-- start of Provided material --

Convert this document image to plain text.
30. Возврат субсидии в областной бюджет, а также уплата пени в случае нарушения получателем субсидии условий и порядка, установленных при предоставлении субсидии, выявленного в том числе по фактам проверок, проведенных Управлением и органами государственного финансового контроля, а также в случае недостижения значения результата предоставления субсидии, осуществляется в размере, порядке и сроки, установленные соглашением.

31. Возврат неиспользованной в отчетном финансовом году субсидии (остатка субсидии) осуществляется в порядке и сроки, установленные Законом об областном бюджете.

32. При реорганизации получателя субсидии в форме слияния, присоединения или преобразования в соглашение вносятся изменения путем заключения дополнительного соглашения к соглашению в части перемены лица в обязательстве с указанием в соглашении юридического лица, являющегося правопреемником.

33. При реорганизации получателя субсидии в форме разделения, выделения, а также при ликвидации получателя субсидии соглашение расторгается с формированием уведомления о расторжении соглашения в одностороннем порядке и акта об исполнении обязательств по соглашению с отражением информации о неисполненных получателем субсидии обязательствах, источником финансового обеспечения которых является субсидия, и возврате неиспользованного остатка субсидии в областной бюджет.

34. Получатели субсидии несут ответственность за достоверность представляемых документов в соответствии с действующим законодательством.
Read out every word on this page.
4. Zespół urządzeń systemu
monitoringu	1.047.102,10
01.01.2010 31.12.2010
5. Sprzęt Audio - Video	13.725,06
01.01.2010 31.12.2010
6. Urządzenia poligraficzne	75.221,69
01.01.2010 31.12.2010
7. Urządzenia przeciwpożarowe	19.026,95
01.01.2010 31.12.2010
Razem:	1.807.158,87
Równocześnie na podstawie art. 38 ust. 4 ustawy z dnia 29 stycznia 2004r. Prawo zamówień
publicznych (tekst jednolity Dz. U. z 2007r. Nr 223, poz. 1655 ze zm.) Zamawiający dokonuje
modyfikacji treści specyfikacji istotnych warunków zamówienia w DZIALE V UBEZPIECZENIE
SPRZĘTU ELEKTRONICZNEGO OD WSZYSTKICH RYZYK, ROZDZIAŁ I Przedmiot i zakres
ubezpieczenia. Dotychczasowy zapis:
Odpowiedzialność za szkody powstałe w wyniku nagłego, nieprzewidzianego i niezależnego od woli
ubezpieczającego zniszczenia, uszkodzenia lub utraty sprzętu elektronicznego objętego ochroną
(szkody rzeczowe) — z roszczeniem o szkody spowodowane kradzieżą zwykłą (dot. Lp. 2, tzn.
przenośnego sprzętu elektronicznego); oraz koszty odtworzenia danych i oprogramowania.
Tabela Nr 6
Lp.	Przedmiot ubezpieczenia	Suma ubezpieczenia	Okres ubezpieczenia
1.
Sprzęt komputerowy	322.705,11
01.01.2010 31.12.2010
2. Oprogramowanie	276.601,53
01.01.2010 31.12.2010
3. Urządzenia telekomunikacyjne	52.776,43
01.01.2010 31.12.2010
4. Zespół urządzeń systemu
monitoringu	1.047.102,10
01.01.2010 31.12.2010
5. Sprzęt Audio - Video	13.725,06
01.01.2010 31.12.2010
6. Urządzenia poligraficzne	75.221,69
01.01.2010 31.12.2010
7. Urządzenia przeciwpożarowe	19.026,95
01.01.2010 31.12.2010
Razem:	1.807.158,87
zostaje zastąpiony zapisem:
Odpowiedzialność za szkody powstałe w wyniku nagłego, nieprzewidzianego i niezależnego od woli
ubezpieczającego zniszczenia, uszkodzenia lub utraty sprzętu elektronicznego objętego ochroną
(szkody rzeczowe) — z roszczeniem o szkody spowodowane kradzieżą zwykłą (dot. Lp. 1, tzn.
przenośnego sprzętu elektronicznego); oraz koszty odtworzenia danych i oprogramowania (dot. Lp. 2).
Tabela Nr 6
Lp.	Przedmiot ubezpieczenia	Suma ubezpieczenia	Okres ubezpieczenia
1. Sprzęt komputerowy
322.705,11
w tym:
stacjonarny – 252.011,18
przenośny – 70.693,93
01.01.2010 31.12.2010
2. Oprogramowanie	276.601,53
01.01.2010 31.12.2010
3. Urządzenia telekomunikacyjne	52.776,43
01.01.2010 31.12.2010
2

-- end of Provided material --

Of the lines in the entries, how many include the word "szkody"? State only the number.

4